____ DATA

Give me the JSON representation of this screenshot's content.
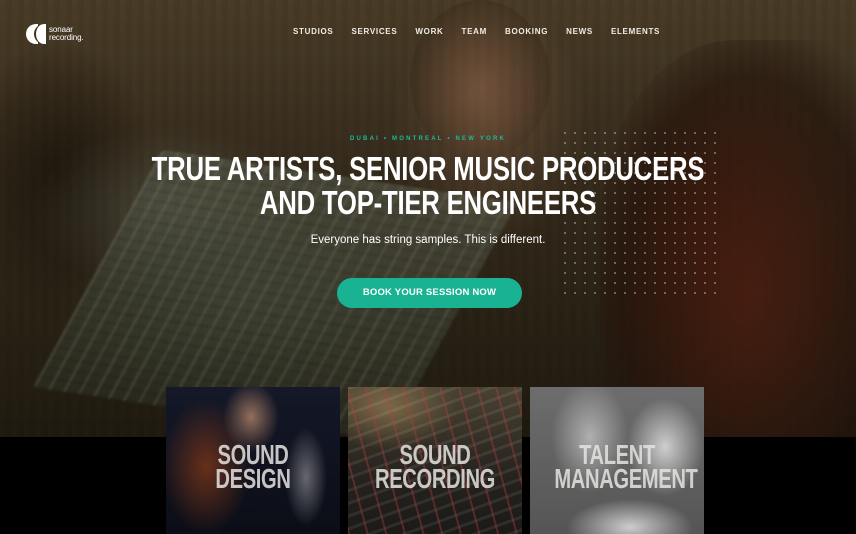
{
  "brand": {
    "name_line1": "sonaar",
    "name_line2": "recording.",
    "icon": "sonaar-logo-icon"
  },
  "nav": {
    "items": [
      {
        "label": "STUDIOS"
      },
      {
        "label": "SERVICES"
      },
      {
        "label": "WORK"
      },
      {
        "label": "TEAM"
      },
      {
        "label": "BOOKING"
      },
      {
        "label": "NEWS"
      },
      {
        "label": "ELEMENTS"
      }
    ]
  },
  "hero": {
    "locations": "DUBAI • MONTREAL • NEW YORK",
    "headline_line1": "TRUE ARTISTS, SENIOR MUSIC PRODUCERS",
    "headline_line2": "AND TOP-TIER ENGINEERS",
    "subline": "Everyone has string samples. This is different.",
    "cta_label": "BOOK YOUR SESSION NOW"
  },
  "services": [
    {
      "title_line1": "SOUND",
      "title_line2": "DESIGN"
    },
    {
      "title_line1": "SOUND",
      "title_line2": "RECORDING"
    },
    {
      "title_line1": "TALENT",
      "title_line2": "MANAGEMENT"
    }
  ],
  "colors": {
    "accent": "#19b393",
    "location_text": "#1db997",
    "text": "#ffffff"
  }
}
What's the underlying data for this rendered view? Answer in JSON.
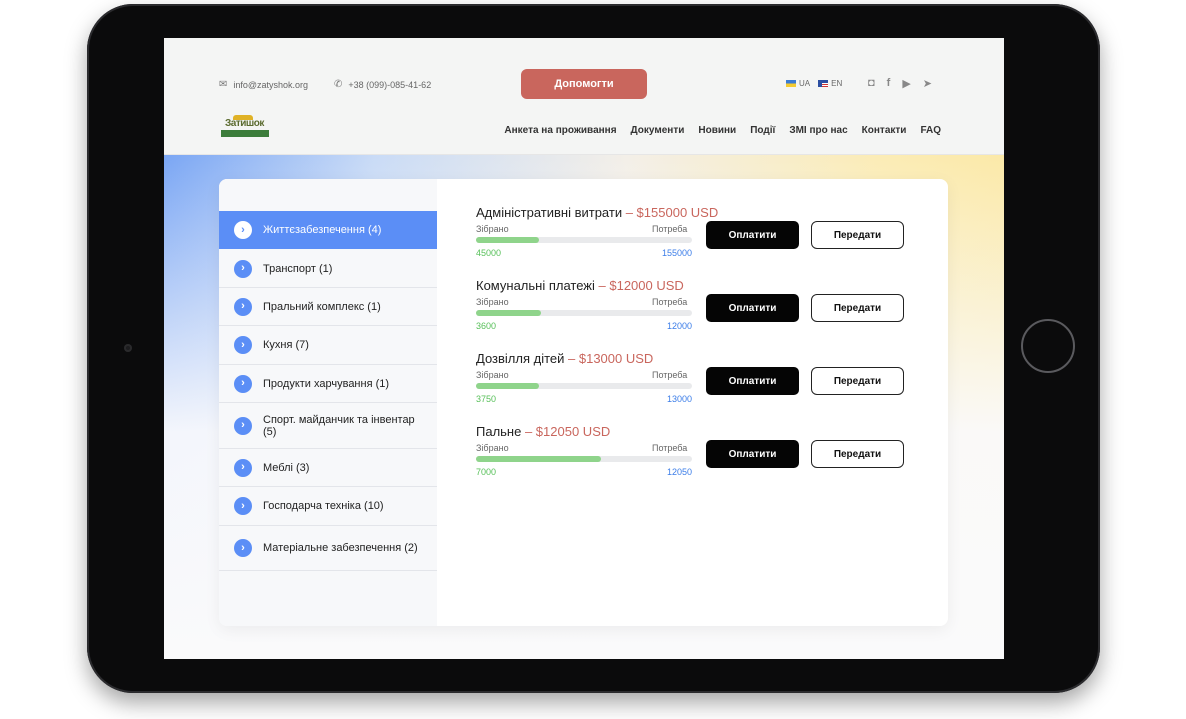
{
  "header": {
    "email": "info@zatyshok.org",
    "phone": "+38 (099)-085-41-62",
    "help_button": "Допомогти",
    "lang_ua": "UA",
    "lang_en": "EN",
    "social_icons": [
      "instagram-icon",
      "facebook-icon",
      "youtube-icon",
      "telegram-icon"
    ]
  },
  "logo": {
    "text": "Затишок"
  },
  "nav": [
    "Анкета на проживання",
    "Документи",
    "Новини",
    "Події",
    "ЗМІ про нас",
    "Контакти",
    "FAQ"
  ],
  "sidebar": {
    "items": [
      {
        "label": "Життєзабезпечення (4)",
        "active": true
      },
      {
        "label": "Транспорт (1)"
      },
      {
        "label": "Пральний комплекс (1)"
      },
      {
        "label": "Кухня (7)"
      },
      {
        "label": "Продукти харчування (1)"
      },
      {
        "label": "Спорт. майданчик та інвентар (5)"
      },
      {
        "label": "Меблі (3)"
      },
      {
        "label": "Господарча техніка (10)"
      },
      {
        "label": "Матеріальне забезпечення (2)"
      }
    ]
  },
  "needs": [
    {
      "title": "Адміністративні витрати",
      "amount": "– $155000 USD",
      "collected": "45000",
      "needed": "155000",
      "fill": 0.29
    },
    {
      "title": "Комунальні платежі",
      "amount": "– $12000 USD",
      "collected": "3600",
      "needed": "12000",
      "fill": 0.3
    },
    {
      "title": "Дозвілля дітей",
      "amount": "– $13000 USD",
      "collected": "3750",
      "needed": "13000",
      "fill": 0.29
    },
    {
      "title": "Пальне",
      "amount": "– $12050 USD",
      "collected": "7000",
      "needed": "12050",
      "fill": 0.58
    }
  ],
  "labels": {
    "collected": "Зібрано",
    "needed": "Потреба",
    "pay": "Оплатити",
    "give": "Передати"
  },
  "colors": {
    "accent_blue": "#5b8ef6",
    "help_red": "#c9665d",
    "progress_green": "#8fd48b"
  }
}
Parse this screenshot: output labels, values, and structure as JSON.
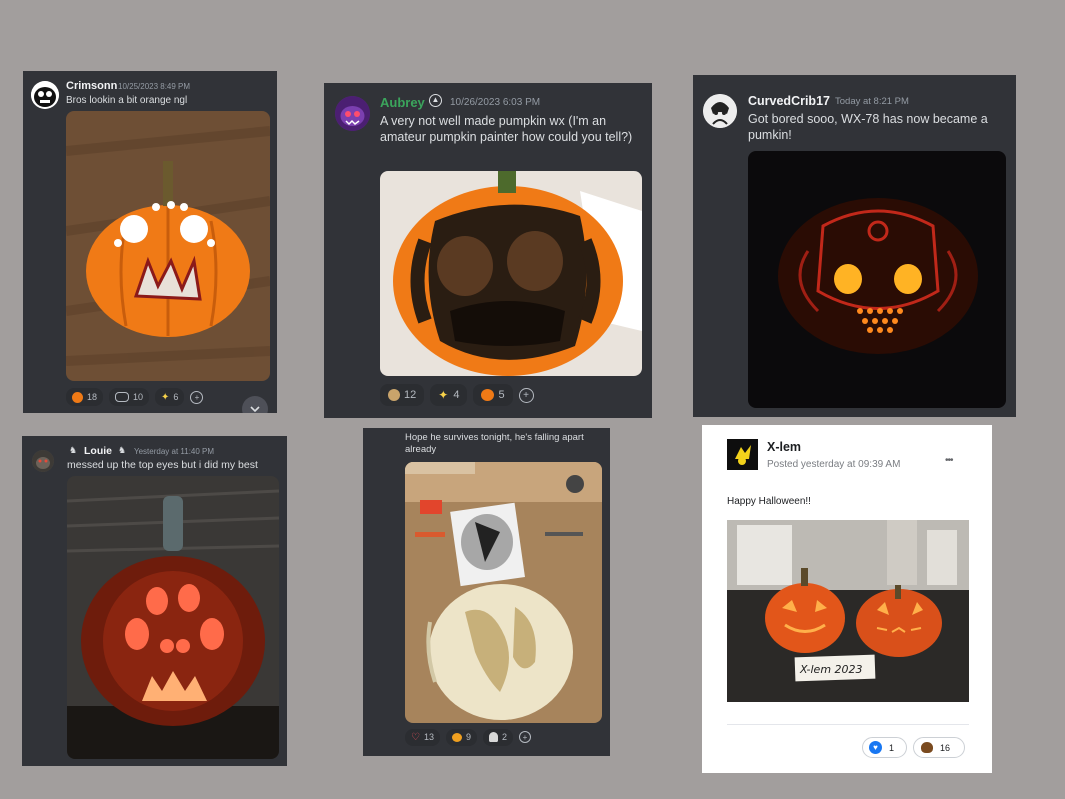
{
  "posts": [
    {
      "user": "Crimsonn",
      "time": "10/25/2023 8:49 PM",
      "text": "Bros lookin a bit orange ngl",
      "name_color": "#f2f3f5",
      "reactions": [
        {
          "emoji": "orange-circle-icon",
          "count": "18"
        },
        {
          "emoji": "goggles-icon",
          "count": "10"
        },
        {
          "emoji": "sparkles-icon",
          "count": "6"
        }
      ]
    },
    {
      "user": "Aubrey",
      "time": "10/26/2023 6:03 PM",
      "text": "A very not well made pumpkin wx (I'm an amateur pumpkin painter how could you tell?)",
      "name_color": "#3ba55c",
      "reactions": [
        {
          "emoji": "skull-face-icon",
          "count": "12"
        },
        {
          "emoji": "sparkles-icon",
          "count": "4"
        },
        {
          "emoji": "jack-o-lantern-icon",
          "count": "5"
        }
      ]
    },
    {
      "user": "CurvedCrib17",
      "time": "Today at 8:21 PM",
      "text": "Got bored sooo, WX-78 has now became a pumkin!",
      "name_color": "#f2f3f5",
      "reactions": []
    },
    {
      "user": "Louie",
      "time": "Yesterday at 11:40 PM",
      "text": "messed up the top eyes but i did my best",
      "name_color": "#f2f3f5",
      "reactions": []
    },
    {
      "user": "",
      "time": "",
      "text": "Hope he survives tonight, he's falling apart already",
      "name_color": "#f2f3f5",
      "reactions": [
        {
          "emoji": "heart-outline-icon",
          "count": "13"
        },
        {
          "emoji": "pumpkin-icon",
          "count": "9"
        },
        {
          "emoji": "ghost-icon",
          "count": "2"
        }
      ]
    }
  ],
  "fb_post": {
    "user": "X-lem",
    "time": "Posted yesterday at 09:39 AM",
    "text": "Happy Halloween!!",
    "sign_text": "X-lem 2023",
    "more_label": "•••",
    "reactions": [
      {
        "emoji": "like-heart-icon",
        "count": "1"
      },
      {
        "emoji": "poop-icon",
        "count": "16"
      }
    ]
  },
  "colors": {
    "background": "#a29e9d",
    "discord_card": "#313338",
    "pumpkin_orange": "#f07a16"
  }
}
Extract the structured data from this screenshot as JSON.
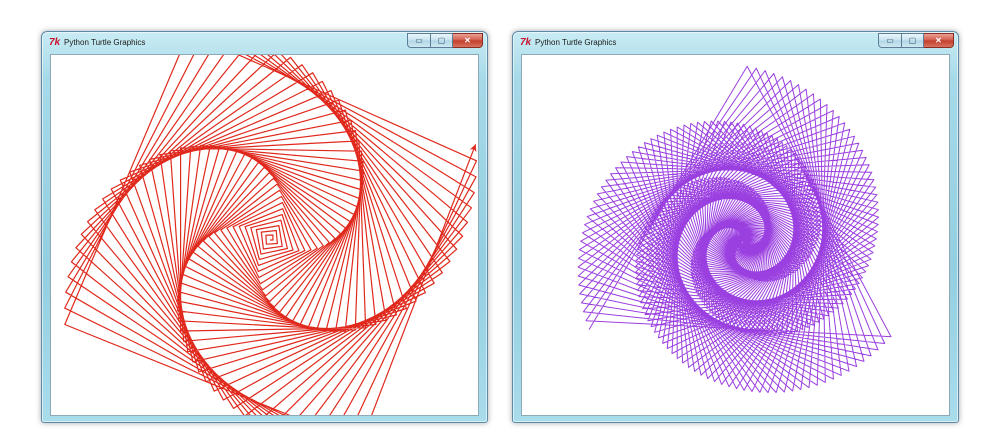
{
  "windows": [
    {
      "title": "Python Turtle Graphics",
      "app_icon": "tk-icon",
      "pen_color": "#e0291c"
    },
    {
      "title": "Python Turtle Graphics",
      "app_icon": "tk-icon",
      "pen_color": "#9a3fe0"
    }
  ],
  "title_controls": {
    "minimize_glyph": "▭",
    "maximize_glyph": "▢",
    "close_glyph": "✕"
  },
  "colors": {
    "frame": "#a6d9e8",
    "tk_icon": "#c8102e",
    "close_button": "#c23c2b"
  }
}
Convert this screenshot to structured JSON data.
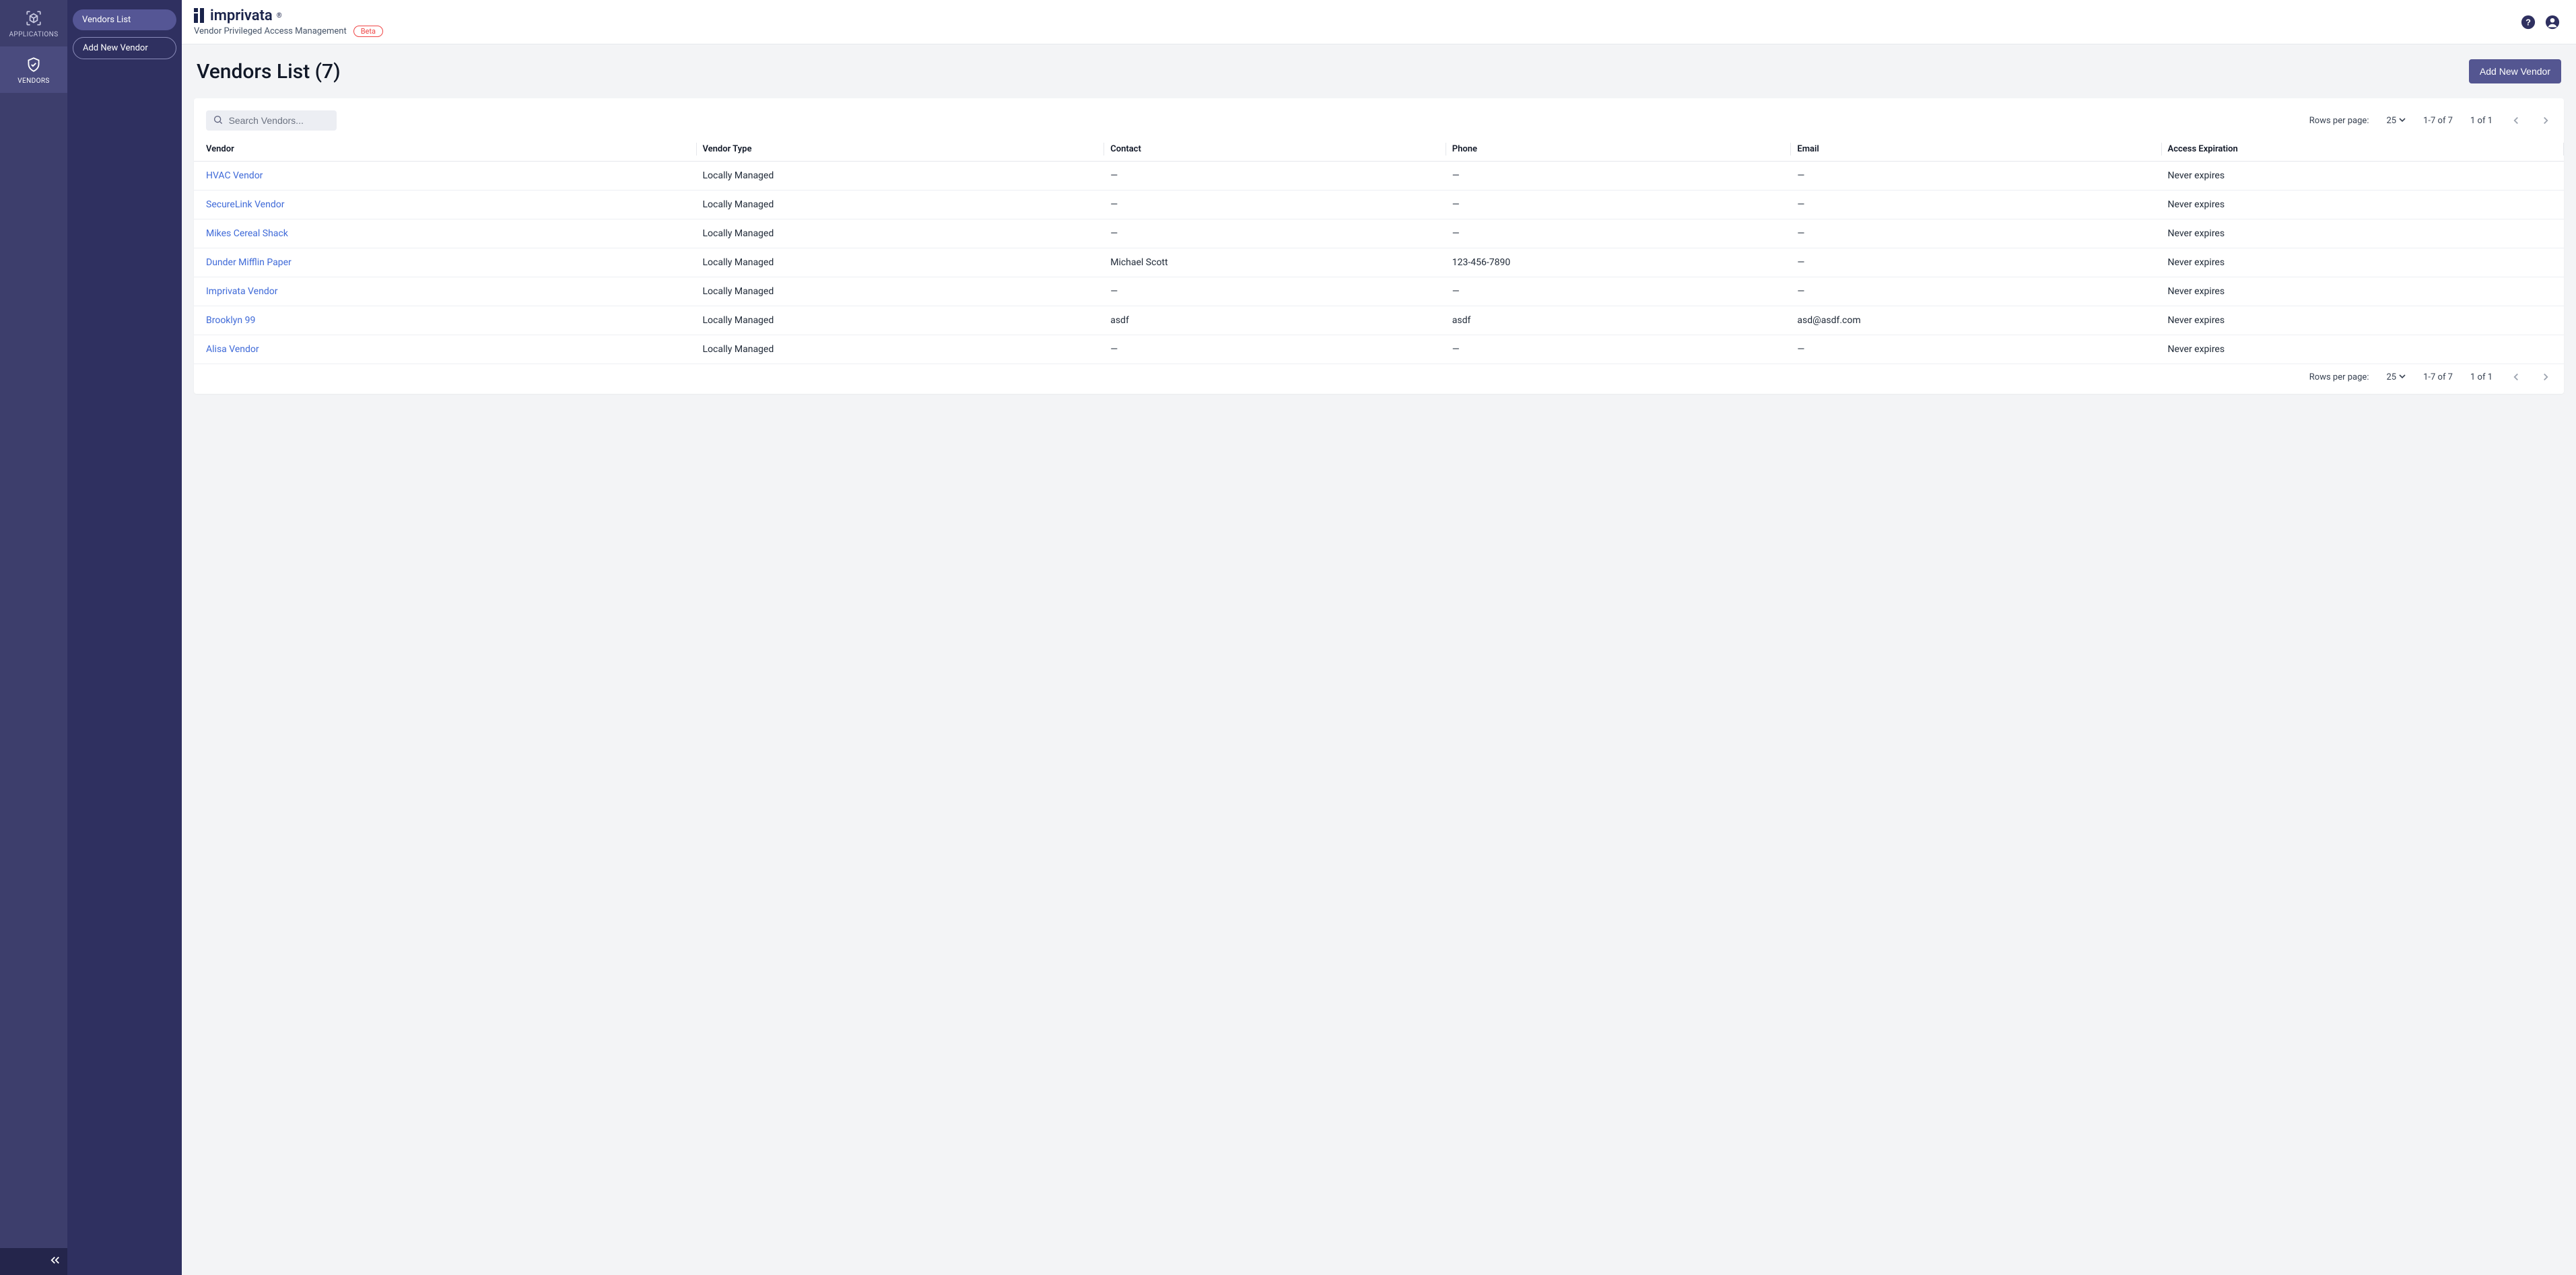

________

Repeat the records in full, exactly as they appear, without the pictures.

Give me the JSON representation of this screenshot's content.
{
  "brand": {
    "name_line1": "sonaar",
    "name_line2": "recording.",
    "icon": "sonaar-logo-icon"
  },
  "nav": {
    "items": [
      {
        "label": "STUDIOS"
      },
      {
        "label": "SERVICES"
      },
      {
        "label": "WORK"
      },
      {
        "label": "TEAM"
      },
      {
        "label": "BOOKING"
      },
      {
        "label": "NEWS"
      },
      {
        "label": "ELEMENTS"
      }
    ]
  },
  "hero": {
    "locations": "DUBAI • MONTREAL • NEW YORK",
    "headline_line1": "TRUE ARTISTS, SENIOR MUSIC PRODUCERS",
    "headline_line2": "AND TOP-TIER ENGINEERS",
    "subline": "Everyone has string samples. This is different.",
    "cta_label": "BOOK YOUR SESSION NOW"
  },
  "services": [
    {
      "title_line1": "SOUND",
      "title_line2": "DESIGN"
    },
    {
      "title_line1": "SOUND",
      "title_line2": "RECORDING"
    },
    {
      "title_line1": "TALENT",
      "title_line2": "MANAGEMENT"
    }
  ],
  "colors": {
    "accent": "#19b393",
    "location_text": "#1db997",
    "text": "#ffffff"
  }
}
What's the underlying data for this rendered view? Answer in JSON.
{
  "header": {
    "email": "info@zatyshok.org",
    "phone": "+38 (099)-085-41-62",
    "help_button": "Допомогти",
    "lang_ua": "UA",
    "lang_en": "EN",
    "social_icons": [
      "instagram-icon",
      "facebook-icon",
      "youtube-icon",
      "telegram-icon"
    ]
  },
  "logo": {
    "text": "Затишок"
  },
  "nav": [
    "Анкета на проживання",
    "Документи",
    "Новини",
    "Події",
    "ЗМІ про нас",
    "Контакти",
    "FAQ"
  ],
  "sidebar": {
    "items": [
      {
        "label": "Життєзабезпечення (4)",
        "active": true
      },
      {
        "label": "Транспорт (1)"
      },
      {
        "label": "Пральний комплекс (1)"
      },
      {
        "label": "Кухня (7)"
      },
      {
        "label": "Продукти харчування (1)"
      },
      {
        "label": "Спорт. майданчик та інвентар (5)"
      },
      {
        "label": "Меблі (3)"
      },
      {
        "label": "Господарча техніка (10)"
      },
      {
        "label": "Матеріальне забезпечення (2)"
      }
    ]
  },
  "needs": [
    {
      "title": "Адміністративні витрати",
      "amount": "– $155000 USD",
      "collected": "45000",
      "needed": "155000",
      "fill": 0.29
    },
    {
      "title": "Комунальні платежі",
      "amount": "– $12000 USD",
      "collected": "3600",
      "needed": "12000",
      "fill": 0.3
    },
    {
      "title": "Дозвілля дітей",
      "amount": "– $13000 USD",
      "collected": "3750",
      "needed": "13000",
      "fill": 0.29
    },
    {
      "title": "Пальне",
      "amount": "– $12050 USD",
      "collected": "7000",
      "needed": "12050",
      "fill": 0.58
    }
  ],
  "labels": {
    "collected": "Зібрано",
    "needed": "Потреба",
    "pay": "Оплатити",
    "give": "Передати"
  },
  "colors": {
    "accent_blue": "#5b8ef6",
    "help_red": "#c9665d",
    "progress_green": "#8fd48b"
  }
}
Parse this screenshot: output labels, values, and structure as JSON.
{
  "posts": [
    {
      "user": "Crimsonn",
      "time": "10/25/2023 8:49 PM",
      "text": "Bros lookin a bit orange ngl",
      "name_color": "#f2f3f5",
      "reactions": [
        {
          "emoji": "orange-circle-icon",
          "count": "18"
        },
        {
          "emoji": "goggles-icon",
          "count": "10"
        },
        {
          "emoji": "sparkles-icon",
          "count": "6"
        }
      ]
    },
    {
      "user": "Aubrey",
      "time": "10/26/2023 6:03 PM",
      "text": "A very not well made pumpkin wx (I'm an amateur pumpkin painter how could you tell?)",
      "name_color": "#3ba55c",
      "reactions": [
        {
          "emoji": "skull-face-icon",
          "count": "12"
        },
        {
          "emoji": "sparkles-icon",
          "count": "4"
        },
        {
          "emoji": "jack-o-lantern-icon",
          "count": "5"
        }
      ]
    },
    {
      "user": "CurvedCrib17",
      "time": "Today at 8:21 PM",
      "text": "Got bored sooo, WX-78 has now became a pumkin!",
      "name_color": "#f2f3f5",
      "reactions": []
    },
    {
      "user": "Louie",
      "time": "Yesterday at 11:40 PM",
      "text": "messed up the top eyes but i did my best",
      "name_color": "#f2f3f5",
      "reactions": []
    },
    {
      "user": "",
      "time": "",
      "text": "Hope he survives tonight, he's falling apart already",
      "name_color": "#f2f3f5",
      "reactions": [
        {
          "emoji": "heart-outline-icon",
          "count": "13"
        },
        {
          "emoji": "pumpkin-icon",
          "count": "9"
        },
        {
          "emoji": "ghost-icon",
          "count": "2"
        }
      ]
    }
  ],
  "fb_post": {
    "user": "X-lem",
    "time": "Posted yesterday at 09:39 AM",
    "text": "Happy Halloween!!",
    "sign_text": "X-lem 2023",
    "more_label": "•••",
    "reactions": [
      {
        "emoji": "like-heart-icon",
        "count": "1"
      },
      {
        "emoji": "poop-icon",
        "count": "16"
      }
    ]
  },
  "colors": {
    "background": "#a29e9d",
    "discord_card": "#313338",
    "pumpkin_orange": "#f07a16"
  }
}
Extract the structured data from this screenshot as JSON.
{
  "windows": [
    {
      "title": "Python Turtle Graphics",
      "app_icon": "tk-icon",
      "pen_color": "#e0291c"
    },
    {
      "title": "Python Turtle Graphics",
      "app_icon": "tk-icon",
      "pen_color": "#9a3fe0"
    }
  ],
  "title_controls": {
    "minimize_glyph": "▭",
    "maximize_glyph": "▢",
    "close_glyph": "✕"
  },
  "colors": {
    "frame": "#a6d9e8",
    "tk_icon": "#c8102e",
    "close_button": "#c23c2b"
  }
}
Convert this screenshot to structured JSON data.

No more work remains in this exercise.